> What needs to be done:
Omit all pictures and give the records below again exactly as written.

** START **

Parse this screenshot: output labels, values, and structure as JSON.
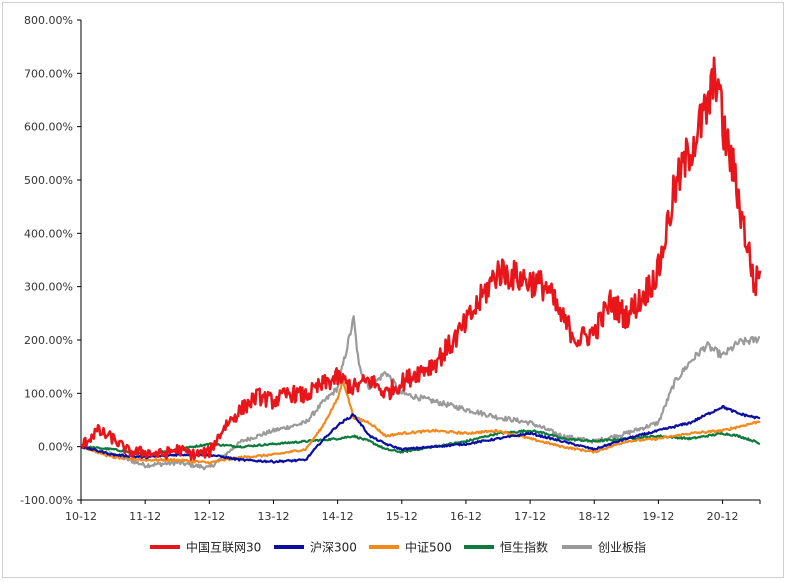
{
  "chart_data": {
    "type": "line",
    "title": "",
    "xlabel": "",
    "ylabel": "",
    "ylim": [
      -100,
      800
    ],
    "y_ticks": [
      -100,
      0,
      100,
      200,
      300,
      400,
      500,
      600,
      700,
      800
    ],
    "y_tick_labels": [
      "-100.00%",
      "0.00%",
      "100.00%",
      "200.00%",
      "300.00%",
      "400.00%",
      "500.00%",
      "600.00%",
      "700.00%",
      "800.00%"
    ],
    "x_ticks": [
      "10-12",
      "11-12",
      "12-12",
      "13-12",
      "14-12",
      "15-12",
      "16-12",
      "17-12",
      "18-12",
      "19-12",
      "20-12"
    ],
    "grid": false,
    "legend_position": "bottom",
    "series": [
      {
        "name": "中国互联网30",
        "color": "#e8151b",
        "points": [
          [
            "10-12",
            0
          ],
          [
            "11-03",
            30
          ],
          [
            "11-06",
            15
          ],
          [
            "11-09",
            -10
          ],
          [
            "11-12",
            -10
          ],
          [
            "12-03",
            -15
          ],
          [
            "12-06",
            -5
          ],
          [
            "12-09",
            -15
          ],
          [
            "12-12",
            -10
          ],
          [
            "13-03",
            40
          ],
          [
            "13-06",
            70
          ],
          [
            "13-09",
            95
          ],
          [
            "13-12",
            85
          ],
          [
            "14-03",
            100
          ],
          [
            "14-06",
            95
          ],
          [
            "14-09",
            115
          ],
          [
            "14-12",
            130
          ],
          [
            "15-03",
            110
          ],
          [
            "15-06",
            125
          ],
          [
            "15-09",
            100
          ],
          [
            "15-12",
            120
          ],
          [
            "16-03",
            140
          ],
          [
            "16-06",
            155
          ],
          [
            "16-09",
            190
          ],
          [
            "16-12",
            230
          ],
          [
            "17-03",
            280
          ],
          [
            "17-06",
            330
          ],
          [
            "17-09",
            320
          ],
          [
            "17-12",
            310
          ],
          [
            "18-03",
            300
          ],
          [
            "18-06",
            240
          ],
          [
            "18-09",
            200
          ],
          [
            "18-12",
            215
          ],
          [
            "19-03",
            270
          ],
          [
            "19-06",
            245
          ],
          [
            "19-09",
            280
          ],
          [
            "19-12",
            330
          ],
          [
            "20-03",
            480
          ],
          [
            "20-06",
            560
          ],
          [
            "20-09",
            630
          ],
          [
            "20-11",
            705
          ],
          [
            "20-12",
            600
          ],
          [
            "21-02",
            520
          ],
          [
            "21-04",
            410
          ],
          [
            "21-05",
            360
          ],
          [
            "21-06",
            300
          ],
          [
            "21-07",
            330
          ]
        ]
      },
      {
        "name": "沪深300",
        "color": "#0b0fa0",
        "points": [
          [
            "10-12",
            0
          ],
          [
            "11-06",
            -15
          ],
          [
            "11-12",
            -20
          ],
          [
            "12-06",
            -15
          ],
          [
            "12-12",
            -15
          ],
          [
            "13-06",
            -25
          ],
          [
            "13-12",
            -28
          ],
          [
            "14-06",
            -25
          ],
          [
            "14-09",
            10
          ],
          [
            "14-12",
            40
          ],
          [
            "15-03",
            60
          ],
          [
            "15-06",
            20
          ],
          [
            "15-09",
            5
          ],
          [
            "15-12",
            -5
          ],
          [
            "16-06",
            0
          ],
          [
            "16-12",
            5
          ],
          [
            "17-06",
            15
          ],
          [
            "17-12",
            25
          ],
          [
            "18-06",
            10
          ],
          [
            "18-12",
            -5
          ],
          [
            "19-06",
            15
          ],
          [
            "19-12",
            30
          ],
          [
            "20-06",
            45
          ],
          [
            "20-09",
            60
          ],
          [
            "20-12",
            75
          ],
          [
            "21-03",
            62
          ],
          [
            "21-06",
            55
          ],
          [
            "21-07",
            53
          ]
        ]
      },
      {
        "name": "中证500",
        "color": "#f2891c",
        "points": [
          [
            "10-12",
            0
          ],
          [
            "11-06",
            -20
          ],
          [
            "11-12",
            -25
          ],
          [
            "12-06",
            -25
          ],
          [
            "12-12",
            -30
          ],
          [
            "13-06",
            -20
          ],
          [
            "13-12",
            -15
          ],
          [
            "14-06",
            -5
          ],
          [
            "14-09",
            35
          ],
          [
            "14-12",
            90
          ],
          [
            "15-01",
            125
          ],
          [
            "15-03",
            55
          ],
          [
            "15-06",
            45
          ],
          [
            "15-09",
            20
          ],
          [
            "15-12",
            25
          ],
          [
            "16-06",
            30
          ],
          [
            "16-12",
            25
          ],
          [
            "17-06",
            30
          ],
          [
            "17-12",
            15
          ],
          [
            "18-06",
            0
          ],
          [
            "18-12",
            -10
          ],
          [
            "19-06",
            10
          ],
          [
            "19-12",
            15
          ],
          [
            "20-06",
            25
          ],
          [
            "20-12",
            30
          ],
          [
            "21-06",
            45
          ],
          [
            "21-07",
            48
          ]
        ]
      },
      {
        "name": "恒生指数",
        "color": "#0e7a3c",
        "points": [
          [
            "10-12",
            0
          ],
          [
            "11-06",
            -5
          ],
          [
            "11-12",
            -15
          ],
          [
            "12-06",
            -5
          ],
          [
            "12-12",
            5
          ],
          [
            "13-06",
            0
          ],
          [
            "13-12",
            5
          ],
          [
            "14-06",
            10
          ],
          [
            "14-12",
            15
          ],
          [
            "15-03",
            20
          ],
          [
            "15-06",
            10
          ],
          [
            "15-09",
            -5
          ],
          [
            "15-12",
            -10
          ],
          [
            "16-06",
            0
          ],
          [
            "16-12",
            10
          ],
          [
            "17-06",
            25
          ],
          [
            "17-12",
            30
          ],
          [
            "18-03",
            25
          ],
          [
            "18-06",
            15
          ],
          [
            "18-12",
            10
          ],
          [
            "19-06",
            15
          ],
          [
            "19-12",
            20
          ],
          [
            "20-06",
            15
          ],
          [
            "20-12",
            25
          ],
          [
            "21-03",
            20
          ],
          [
            "21-06",
            10
          ],
          [
            "21-07",
            5
          ]
        ]
      },
      {
        "name": "创业板指",
        "color": "#9a9a9a",
        "points": [
          [
            "10-12",
            0
          ],
          [
            "11-06",
            -15
          ],
          [
            "11-12",
            -35
          ],
          [
            "12-06",
            -30
          ],
          [
            "12-12",
            -40
          ],
          [
            "13-06",
            10
          ],
          [
            "13-12",
            30
          ],
          [
            "14-06",
            45
          ],
          [
            "14-09",
            80
          ],
          [
            "14-12",
            110
          ],
          [
            "15-03",
            240
          ],
          [
            "15-04",
            150
          ],
          [
            "15-06",
            110
          ],
          [
            "15-09",
            140
          ],
          [
            "15-12",
            100
          ],
          [
            "16-06",
            85
          ],
          [
            "16-12",
            70
          ],
          [
            "17-06",
            55
          ],
          [
            "17-12",
            45
          ],
          [
            "18-06",
            20
          ],
          [
            "18-12",
            10
          ],
          [
            "19-06",
            25
          ],
          [
            "19-12",
            45
          ],
          [
            "20-03",
            120
          ],
          [
            "20-06",
            160
          ],
          [
            "20-09",
            190
          ],
          [
            "20-12",
            170
          ],
          [
            "21-03",
            195
          ],
          [
            "21-06",
            200
          ],
          [
            "21-07",
            205
          ]
        ]
      }
    ]
  }
}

** END **

> Reply to the task:
Parse this screenshot: output labels, values, and structure as JSON.
{
  "chart_data": {
    "type": "line",
    "title": "",
    "xlabel": "",
    "ylabel": "",
    "ylim": [
      -100,
      800
    ],
    "y_ticks": [
      -100,
      0,
      100,
      200,
      300,
      400,
      500,
      600,
      700,
      800
    ],
    "y_tick_labels": [
      "-100.00%",
      "0.00%",
      "100.00%",
      "200.00%",
      "300.00%",
      "400.00%",
      "500.00%",
      "600.00%",
      "700.00%",
      "800.00%"
    ],
    "x_ticks": [
      "10-12",
      "11-12",
      "12-12",
      "13-12",
      "14-12",
      "15-12",
      "16-12",
      "17-12",
      "18-12",
      "19-12",
      "20-12"
    ],
    "grid": false,
    "legend_position": "bottom",
    "series": [
      {
        "name": "中国互联网30",
        "color": "#e8151b",
        "points": [
          [
            "10-12",
            0
          ],
          [
            "11-03",
            30
          ],
          [
            "11-06",
            15
          ],
          [
            "11-09",
            -10
          ],
          [
            "11-12",
            -10
          ],
          [
            "12-03",
            -15
          ],
          [
            "12-06",
            -5
          ],
          [
            "12-09",
            -15
          ],
          [
            "12-12",
            -10
          ],
          [
            "13-03",
            40
          ],
          [
            "13-06",
            70
          ],
          [
            "13-09",
            95
          ],
          [
            "13-12",
            85
          ],
          [
            "14-03",
            100
          ],
          [
            "14-06",
            95
          ],
          [
            "14-09",
            115
          ],
          [
            "14-12",
            130
          ],
          [
            "15-03",
            110
          ],
          [
            "15-06",
            125
          ],
          [
            "15-09",
            100
          ],
          [
            "15-12",
            120
          ],
          [
            "16-03",
            140
          ],
          [
            "16-06",
            155
          ],
          [
            "16-09",
            190
          ],
          [
            "16-12",
            230
          ],
          [
            "17-03",
            280
          ],
          [
            "17-06",
            330
          ],
          [
            "17-09",
            320
          ],
          [
            "17-12",
            310
          ],
          [
            "18-03",
            300
          ],
          [
            "18-06",
            240
          ],
          [
            "18-09",
            200
          ],
          [
            "18-12",
            215
          ],
          [
            "19-03",
            270
          ],
          [
            "19-06",
            245
          ],
          [
            "19-09",
            280
          ],
          [
            "19-12",
            330
          ],
          [
            "20-03",
            480
          ],
          [
            "20-06",
            560
          ],
          [
            "20-09",
            630
          ],
          [
            "20-11",
            705
          ],
          [
            "20-12",
            600
          ],
          [
            "21-02",
            520
          ],
          [
            "21-04",
            410
          ],
          [
            "21-05",
            360
          ],
          [
            "21-06",
            300
          ],
          [
            "21-07",
            330
          ]
        ]
      },
      {
        "name": "沪深300",
        "color": "#0b0fa0",
        "points": [
          [
            "10-12",
            0
          ],
          [
            "11-06",
            -15
          ],
          [
            "11-12",
            -20
          ],
          [
            "12-06",
            -15
          ],
          [
            "12-12",
            -15
          ],
          [
            "13-06",
            -25
          ],
          [
            "13-12",
            -28
          ],
          [
            "14-06",
            -25
          ],
          [
            "14-09",
            10
          ],
          [
            "14-12",
            40
          ],
          [
            "15-03",
            60
          ],
          [
            "15-06",
            20
          ],
          [
            "15-09",
            5
          ],
          [
            "15-12",
            -5
          ],
          [
            "16-06",
            0
          ],
          [
            "16-12",
            5
          ],
          [
            "17-06",
            15
          ],
          [
            "17-12",
            25
          ],
          [
            "18-06",
            10
          ],
          [
            "18-12",
            -5
          ],
          [
            "19-06",
            15
          ],
          [
            "19-12",
            30
          ],
          [
            "20-06",
            45
          ],
          [
            "20-09",
            60
          ],
          [
            "20-12",
            75
          ],
          [
            "21-03",
            62
          ],
          [
            "21-06",
            55
          ],
          [
            "21-07",
            53
          ]
        ]
      },
      {
        "name": "中证500",
        "color": "#f2891c",
        "points": [
          [
            "10-12",
            0
          ],
          [
            "11-06",
            -20
          ],
          [
            "11-12",
            -25
          ],
          [
            "12-06",
            -25
          ],
          [
            "12-12",
            -30
          ],
          [
            "13-06",
            -20
          ],
          [
            "13-12",
            -15
          ],
          [
            "14-06",
            -5
          ],
          [
            "14-09",
            35
          ],
          [
            "14-12",
            90
          ],
          [
            "15-01",
            125
          ],
          [
            "15-03",
            55
          ],
          [
            "15-06",
            45
          ],
          [
            "15-09",
            20
          ],
          [
            "15-12",
            25
          ],
          [
            "16-06",
            30
          ],
          [
            "16-12",
            25
          ],
          [
            "17-06",
            30
          ],
          [
            "17-12",
            15
          ],
          [
            "18-06",
            0
          ],
          [
            "18-12",
            -10
          ],
          [
            "19-06",
            10
          ],
          [
            "19-12",
            15
          ],
          [
            "20-06",
            25
          ],
          [
            "20-12",
            30
          ],
          [
            "21-06",
            45
          ],
          [
            "21-07",
            48
          ]
        ]
      },
      {
        "name": "恒生指数",
        "color": "#0e7a3c",
        "points": [
          [
            "10-12",
            0
          ],
          [
            "11-06",
            -5
          ],
          [
            "11-12",
            -15
          ],
          [
            "12-06",
            -5
          ],
          [
            "12-12",
            5
          ],
          [
            "13-06",
            0
          ],
          [
            "13-12",
            5
          ],
          [
            "14-06",
            10
          ],
          [
            "14-12",
            15
          ],
          [
            "15-03",
            20
          ],
          [
            "15-06",
            10
          ],
          [
            "15-09",
            -5
          ],
          [
            "15-12",
            -10
          ],
          [
            "16-06",
            0
          ],
          [
            "16-12",
            10
          ],
          [
            "17-06",
            25
          ],
          [
            "17-12",
            30
          ],
          [
            "18-03",
            25
          ],
          [
            "18-06",
            15
          ],
          [
            "18-12",
            10
          ],
          [
            "19-06",
            15
          ],
          [
            "19-12",
            20
          ],
          [
            "20-06",
            15
          ],
          [
            "20-12",
            25
          ],
          [
            "21-03",
            20
          ],
          [
            "21-06",
            10
          ],
          [
            "21-07",
            5
          ]
        ]
      },
      {
        "name": "创业板指",
        "color": "#9a9a9a",
        "points": [
          [
            "10-12",
            0
          ],
          [
            "11-06",
            -15
          ],
          [
            "11-12",
            -35
          ],
          [
            "12-06",
            -30
          ],
          [
            "12-12",
            -40
          ],
          [
            "13-06",
            10
          ],
          [
            "13-12",
            30
          ],
          [
            "14-06",
            45
          ],
          [
            "14-09",
            80
          ],
          [
            "14-12",
            110
          ],
          [
            "15-03",
            240
          ],
          [
            "15-04",
            150
          ],
          [
            "15-06",
            110
          ],
          [
            "15-09",
            140
          ],
          [
            "15-12",
            100
          ],
          [
            "16-06",
            85
          ],
          [
            "16-12",
            70
          ],
          [
            "17-06",
            55
          ],
          [
            "17-12",
            45
          ],
          [
            "18-06",
            20
          ],
          [
            "18-12",
            10
          ],
          [
            "19-06",
            25
          ],
          [
            "19-12",
            45
          ],
          [
            "20-03",
            120
          ],
          [
            "20-06",
            160
          ],
          [
            "20-09",
            190
          ],
          [
            "20-12",
            170
          ],
          [
            "21-03",
            195
          ],
          [
            "21-06",
            200
          ],
          [
            "21-07",
            205
          ]
        ]
      }
    ]
  }
}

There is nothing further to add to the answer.